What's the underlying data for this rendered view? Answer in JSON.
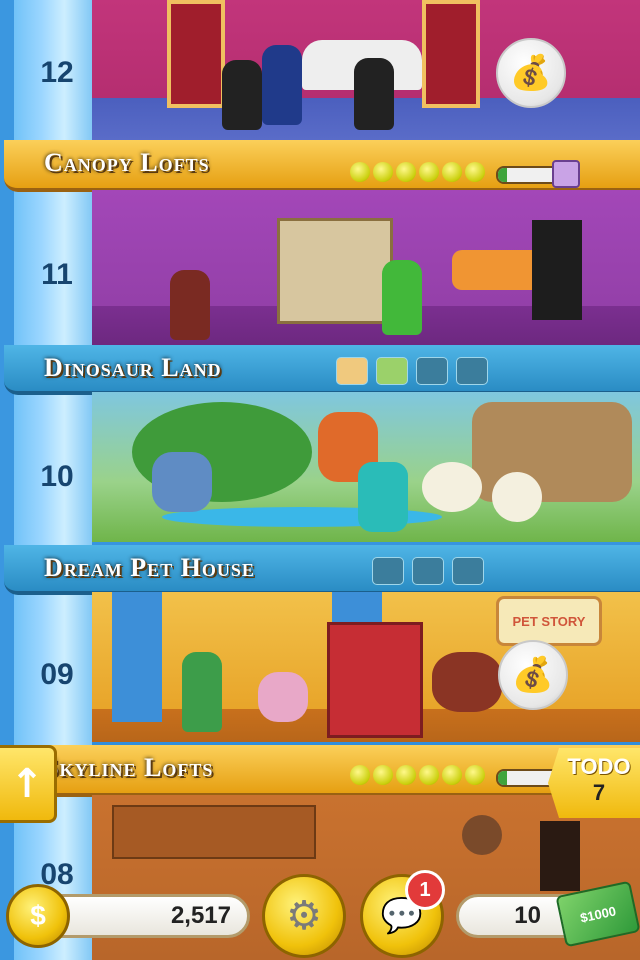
{
  "floors": [
    {
      "number": "12",
      "name": "Canopy Lofts",
      "bubble_icon": "money-bag-icon",
      "stars": 6,
      "progress": 0.15
    },
    {
      "number": "11",
      "name": "Dinosaur Land",
      "slots_icons": [
        "money-bag-icon",
        "dinosaur-icon"
      ]
    },
    {
      "number": "10",
      "name": "Dream Pet House"
    },
    {
      "number": "09",
      "name": "Skyline Lofts",
      "bubble_icon": "money-bag-icon",
      "stars": 6,
      "progress": 0.15
    },
    {
      "number": "08"
    }
  ],
  "hud": {
    "coins_value": "2,517",
    "bux_value": "10",
    "notification_count": "1",
    "todo_label": "TODO",
    "todo_count": "7",
    "bux_note_label": "$1000",
    "pet_sign_text": "PET STORY"
  },
  "colors": {
    "banner_gold": "#f3b41e",
    "banner_blue": "#3aa0d4",
    "star_yellow": "#d9df0e",
    "rail_blue": "#5bb8f4"
  }
}
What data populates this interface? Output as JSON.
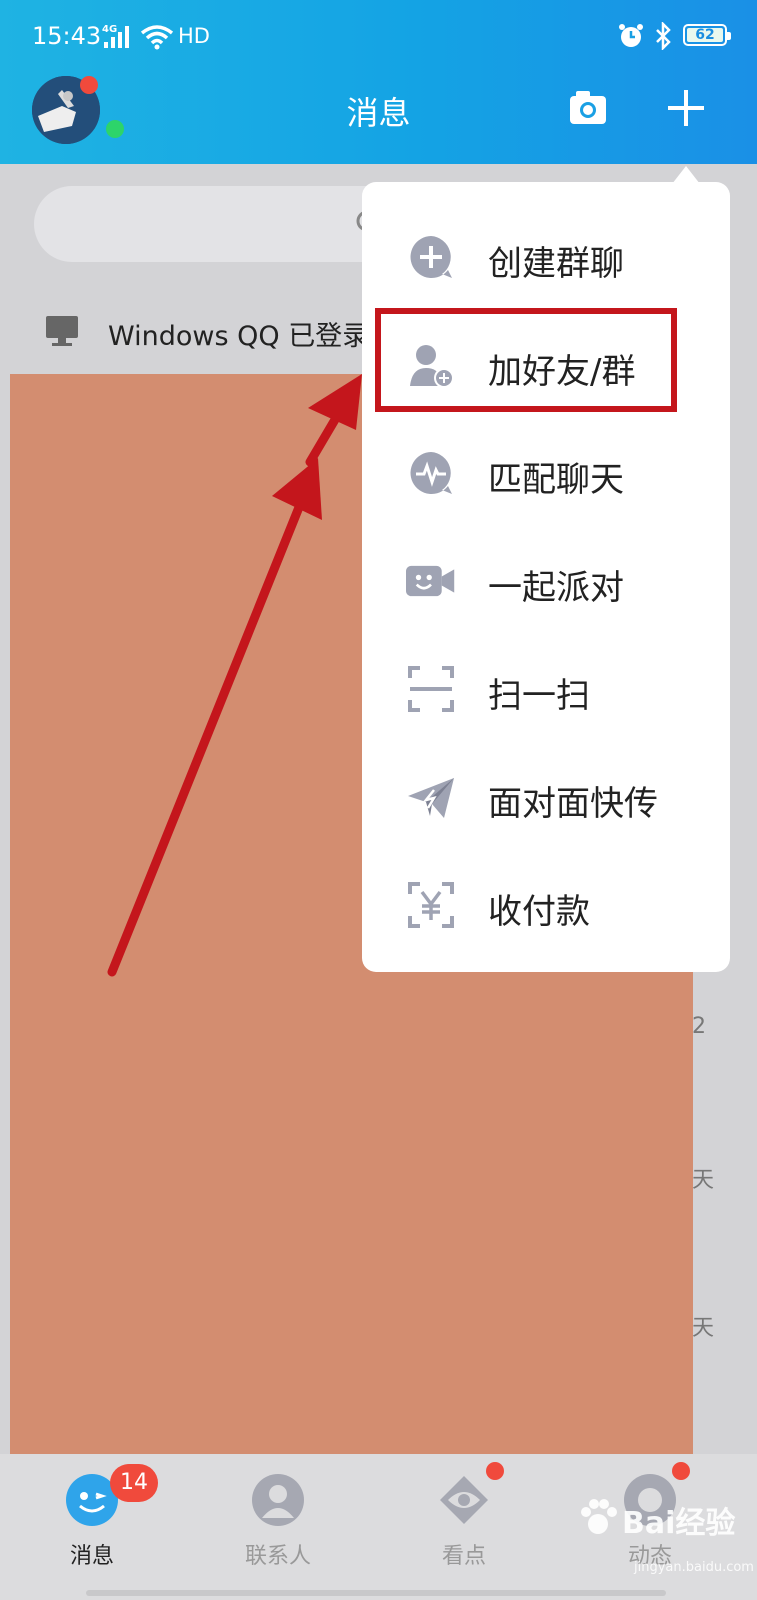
{
  "status_bar": {
    "time": "15:43",
    "network": "4G",
    "hd": "HD",
    "battery": "62"
  },
  "header": {
    "title": "消息"
  },
  "background": {
    "pc_login": "Windows QQ 已登录",
    "right_times": [
      "2",
      "天",
      "天"
    ]
  },
  "menu": {
    "items": [
      {
        "label": "创建群聊",
        "icon": "plus-bubble-icon"
      },
      {
        "label": "加好友/群",
        "icon": "add-friend-icon"
      },
      {
        "label": "匹配聊天",
        "icon": "match-chat-icon"
      },
      {
        "label": "一起派对",
        "icon": "party-camera-icon"
      },
      {
        "label": "扫一扫",
        "icon": "scan-icon"
      },
      {
        "label": "面对面快传",
        "icon": "paper-plane-icon"
      },
      {
        "label": "收付款",
        "icon": "payment-icon"
      }
    ],
    "highlighted_index": 1
  },
  "bottom_nav": {
    "items": [
      {
        "label": "消息",
        "active": true
      },
      {
        "label": "联系人",
        "active": false
      },
      {
        "label": "看点",
        "active": false
      },
      {
        "label": "动态",
        "active": false
      }
    ],
    "messages_badge": "14"
  },
  "watermark": {
    "text": "Bai经验",
    "sub": "jingyan.baidu.com"
  },
  "colors": {
    "header_blue": "#14a3e4",
    "highlight_red": "#c4161c",
    "badge_red": "#f04a3c",
    "redaction": "#d38d70"
  }
}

◇ ◇ ◇ ◇ ◇ ◇ ◇

What is expected — Count how many lines contain "Lofts" and give only that count.

Exercise result — 2